**Request**
Provide an exact copy of the data, excluding the images.

========================================

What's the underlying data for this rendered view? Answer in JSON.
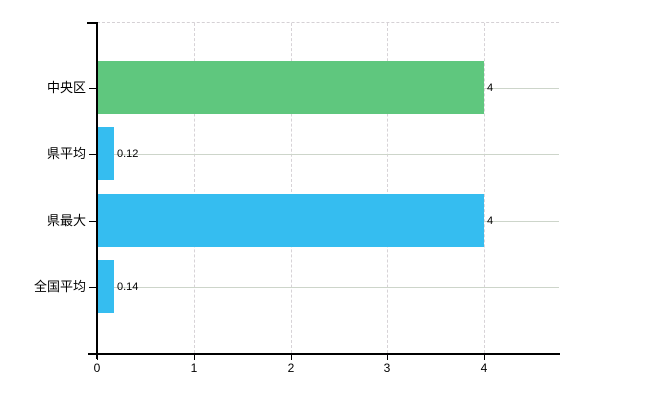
{
  "chart_data": {
    "type": "bar",
    "orientation": "horizontal",
    "title": "",
    "xlabel": "",
    "ylabel": "",
    "categories": [
      "中央区",
      "県平均",
      "県最大",
      "全国平均"
    ],
    "values": [
      4,
      0.12,
      4,
      0.14
    ],
    "data_labels": [
      "4",
      "0.12",
      "4",
      "0.14"
    ],
    "series_colors": [
      "#5fc77e",
      "#35bdf0",
      "#35bdf0",
      "#35bdf0"
    ],
    "x_ticks": [
      "0",
      "1",
      "2",
      "3",
      "4"
    ],
    "x_tick_values": [
      0,
      1,
      2,
      3,
      4
    ],
    "xlim": [
      0,
      4.79
    ],
    "grid": "on",
    "legend": "none"
  },
  "colors": {
    "bar_green": "#5fc77e",
    "bar_blue": "#35bdf0",
    "axis": "#000000",
    "grid_vertical": "#d7d3d7",
    "grid_horizontal": "#cdd5ca",
    "label_text": "#000000",
    "background": "#ffffff"
  }
}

========================================

**The result**
What's the underlying data for this rendered view? Answer in JSON.
{
  "chart_data": {
    "type": "bar",
    "orientation": "horizontal",
    "title": "",
    "xlabel": "",
    "ylabel": "",
    "categories": [
      "中央区",
      "県平均",
      "県最大",
      "全国平均"
    ],
    "values": [
      4,
      0.12,
      4,
      0.14
    ],
    "data_labels": [
      "4",
      "0.12",
      "4",
      "0.14"
    ],
    "series_colors": [
      "#5fc77e",
      "#35bdf0",
      "#35bdf0",
      "#35bdf0"
    ],
    "x_ticks": [
      "0",
      "1",
      "2",
      "3",
      "4"
    ],
    "x_tick_values": [
      0,
      1,
      2,
      3,
      4
    ],
    "xlim": [
      0,
      4.79
    ],
    "grid": "on",
    "legend": "none"
  },
  "colors": {
    "bar_green": "#5fc77e",
    "bar_blue": "#35bdf0",
    "axis": "#000000",
    "grid_vertical": "#d7d3d7",
    "grid_horizontal": "#cdd5ca",
    "label_text": "#000000",
    "background": "#ffffff"
  }
}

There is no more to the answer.